== GIVEN RECORDS ==
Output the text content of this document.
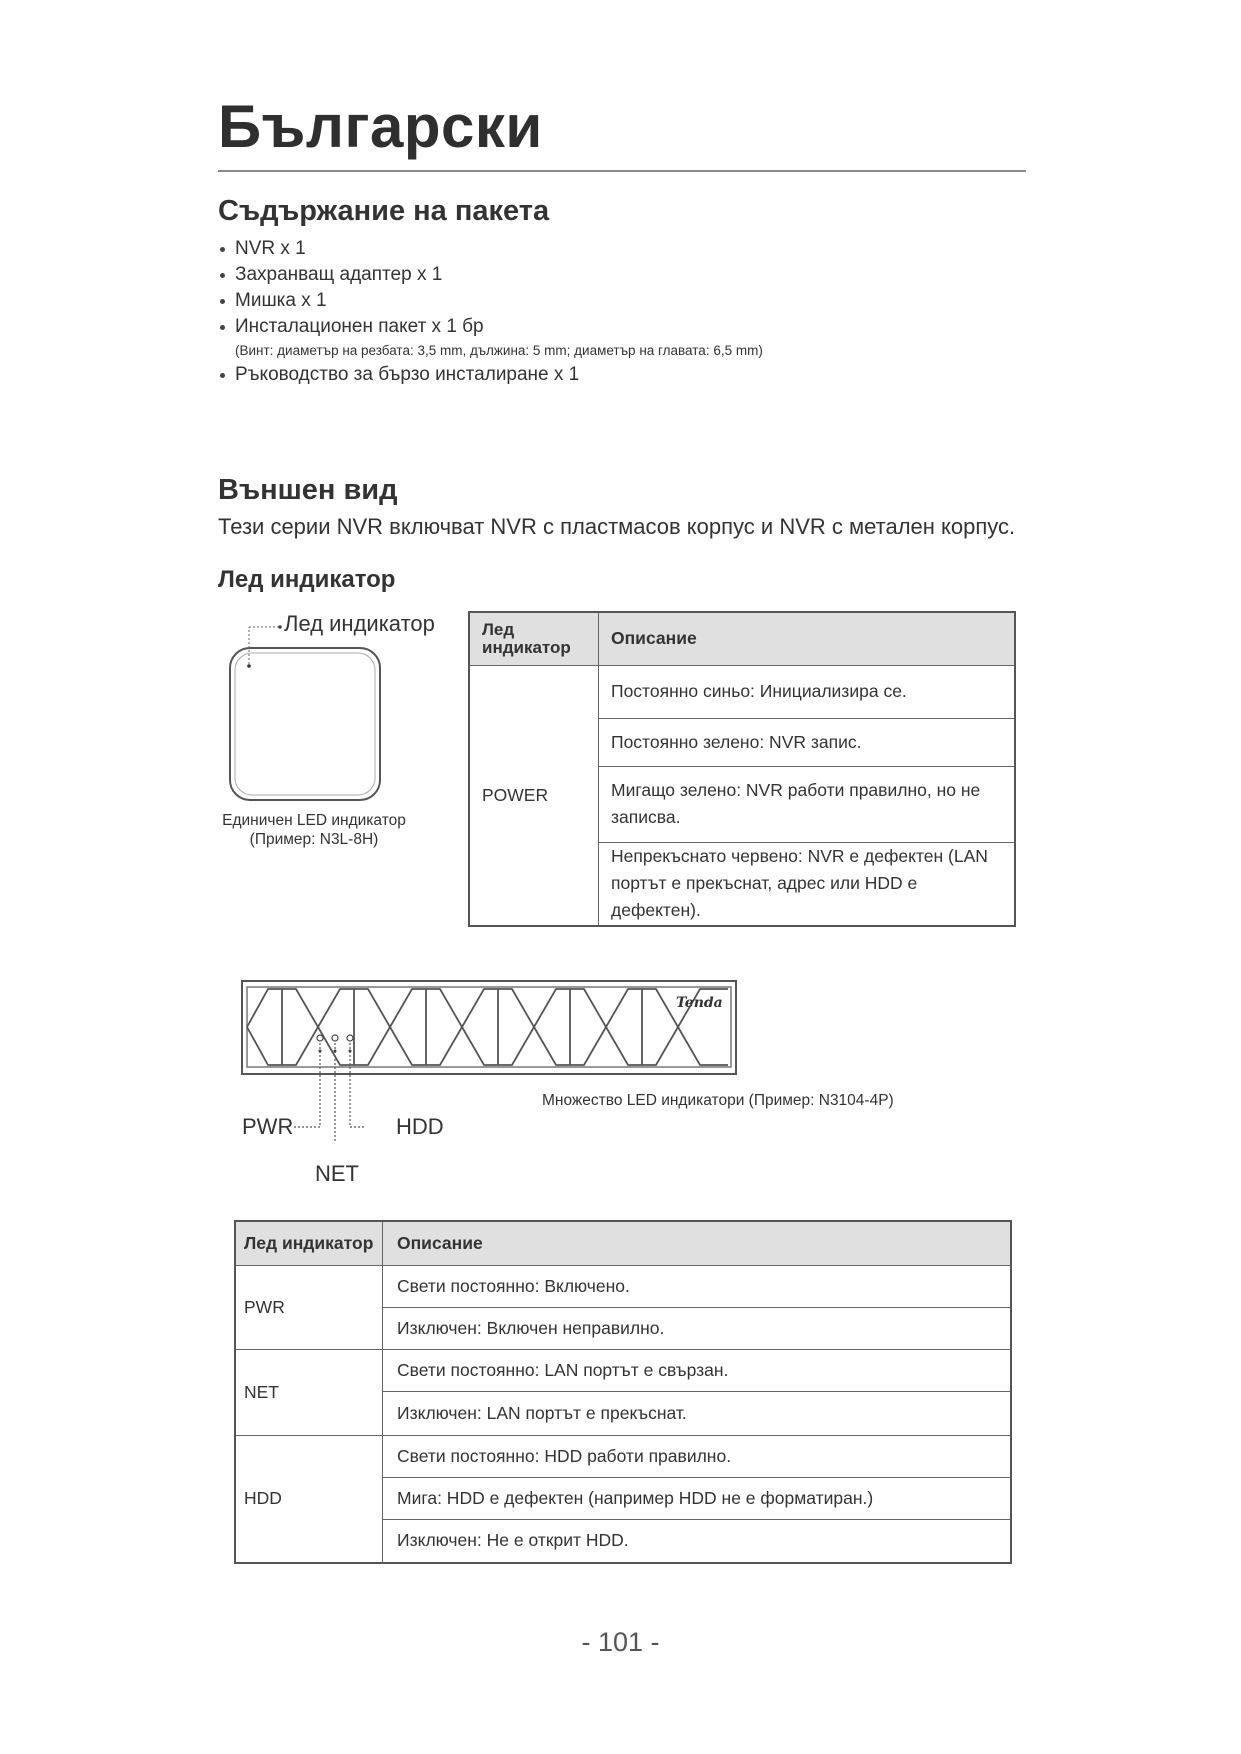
Български
Съдържание на пакета
NVR x 1
Захранващ адаптер x 1
Мишка x 1
Инсталационен пакет x 1 бр
(Винт: диаметър на резбата: 3,5 mm, дължина: 5 mm; диаметър на главата: 6,5 mm)
Ръководство за бързо инсталиране x 1
Външен вид
Тези серии NVR включват NVR с пластмасов корпус и NVR с метален корпус.
Лед индикатор
Лед индикатор
Единичен LED индикатор
(Пример: N3L-8H)
Лед индикатор	Описание
POWER	Постоянно синьо: Инициализира се.
	Постоянно зелено: NVR запис.
	Мигащо зелено: NVR работи правилно, но не записва.
	Непрекъснато червено: NVR е дефектен (LAN портът е прекъснат, адрес или HDD е дефектен).
Tenda
PWR	HDD
NET
Множество LED индикатори (Пример: N3104-4P)
Лед индикатор	Описание
PWR	Свети постоянно: Включено.
	Изключен: Включен неправилно.
NET	Свети постоянно: LAN портът е свързан.
	Изключен: LAN портът е прекъснат.
HDD	Свети постоянно: HDD работи правилно.
	Мига: HDD е дефектен (например HDD не е форматиран.)
	Изключен: Не е открит HDD.
- 101 -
===
EXERCISE: Without the pictures, restate each entry exactly.

FULL OUTPUT:
Output the text content of this document.
Български
Съдържание на пакета
NVR x 1
Захранващ адаптер x 1
Мишка x 1
Инсталационен пакет x 1 бр
(Винт: диаметър на резбата: 3,5 mm, дължина: 5 mm; диаметър на главата: 6,5 mm)
Ръководство за бързо инсталиране x 1
Външен вид
Тези серии NVR включват NVR с пластмасов корпус и NVR с метален корпус.
Лед индикатор
Лед индикатор
Единичен LED индикатор
(Пример: N3L-8H)
Лед индикатор	Описание
POWER	Постоянно синьо: Инициализира се.
	Постоянно зелено: NVR запис.
	Мигащо зелено: NVR работи правилно, но не записва.
	Непрекъснато червено: NVR е дефектен (LAN портът е прекъснат, адрес или HDD е дефектен).
Tenda
PWR	HDD
NET
Множество LED индикатори (Пример: N3104-4P)
Лед индикатор	Описание
PWR	Свети постоянно: Включено.
	Изключен: Включен неправилно.
NET	Свети постоянно: LAN портът е свързан.
	Изключен: LAN портът е прекъснат.
HDD	Свети постоянно: HDD работи правилно.
	Мига: HDD е дефектен (например HDD не е форматиран.)
	Изключен: Не е открит HDD.
- 101 -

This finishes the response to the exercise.